» **Given instruction**: Every record below should be printed exactly as it appears.

» **Records shown**:

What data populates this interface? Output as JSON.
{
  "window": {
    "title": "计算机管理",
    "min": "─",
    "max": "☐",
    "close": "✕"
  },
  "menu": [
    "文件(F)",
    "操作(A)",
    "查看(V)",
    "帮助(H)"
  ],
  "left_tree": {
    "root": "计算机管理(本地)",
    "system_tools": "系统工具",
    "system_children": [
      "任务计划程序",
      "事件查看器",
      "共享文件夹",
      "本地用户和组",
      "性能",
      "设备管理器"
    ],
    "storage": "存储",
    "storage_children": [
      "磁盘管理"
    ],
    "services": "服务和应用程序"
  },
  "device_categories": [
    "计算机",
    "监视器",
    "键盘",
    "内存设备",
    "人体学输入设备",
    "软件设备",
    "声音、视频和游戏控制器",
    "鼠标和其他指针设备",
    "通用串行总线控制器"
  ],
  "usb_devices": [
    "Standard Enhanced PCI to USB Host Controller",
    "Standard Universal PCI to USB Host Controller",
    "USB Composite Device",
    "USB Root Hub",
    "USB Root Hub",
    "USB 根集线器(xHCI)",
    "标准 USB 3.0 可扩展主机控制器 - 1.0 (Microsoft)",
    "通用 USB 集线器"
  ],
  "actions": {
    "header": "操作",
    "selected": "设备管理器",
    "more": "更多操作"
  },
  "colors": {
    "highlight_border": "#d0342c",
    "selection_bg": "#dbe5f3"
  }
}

» **Reply to the task**:
What data populates this interface? Output as JSON.
{
  "window": {
    "title": "计算机管理",
    "min": "─",
    "max": "☐",
    "close": "✕"
  },
  "menu": [
    "文件(F)",
    "操作(A)",
    "查看(V)",
    "帮助(H)"
  ],
  "left_tree": {
    "root": "计算机管理(本地)",
    "system_tools": "系统工具",
    "system_children": [
      "任务计划程序",
      "事件查看器",
      "共享文件夹",
      "本地用户和组",
      "性能",
      "设备管理器"
    ],
    "storage": "存储",
    "storage_children": [
      "磁盘管理"
    ],
    "services": "服务和应用程序"
  },
  "device_categories": [
    "计算机",
    "监视器",
    "键盘",
    "内存设备",
    "人体学输入设备",
    "软件设备",
    "声音、视频和游戏控制器",
    "鼠标和其他指针设备",
    "通用串行总线控制器"
  ],
  "usb_devices": [
    "Standard Enhanced PCI to USB Host Controller",
    "Standard Universal PCI to USB Host Controller",
    "USB Composite Device",
    "USB Root Hub",
    "USB Root Hub",
    "USB 根集线器(xHCI)",
    "标准 USB 3.0 可扩展主机控制器 - 1.0 (Microsoft)",
    "通用 USB 集线器"
  ],
  "actions": {
    "header": "操作",
    "selected": "设备管理器",
    "more": "更多操作"
  },
  "colors": {
    "highlight_border": "#d0342c",
    "selection_bg": "#dbe5f3"
  }
}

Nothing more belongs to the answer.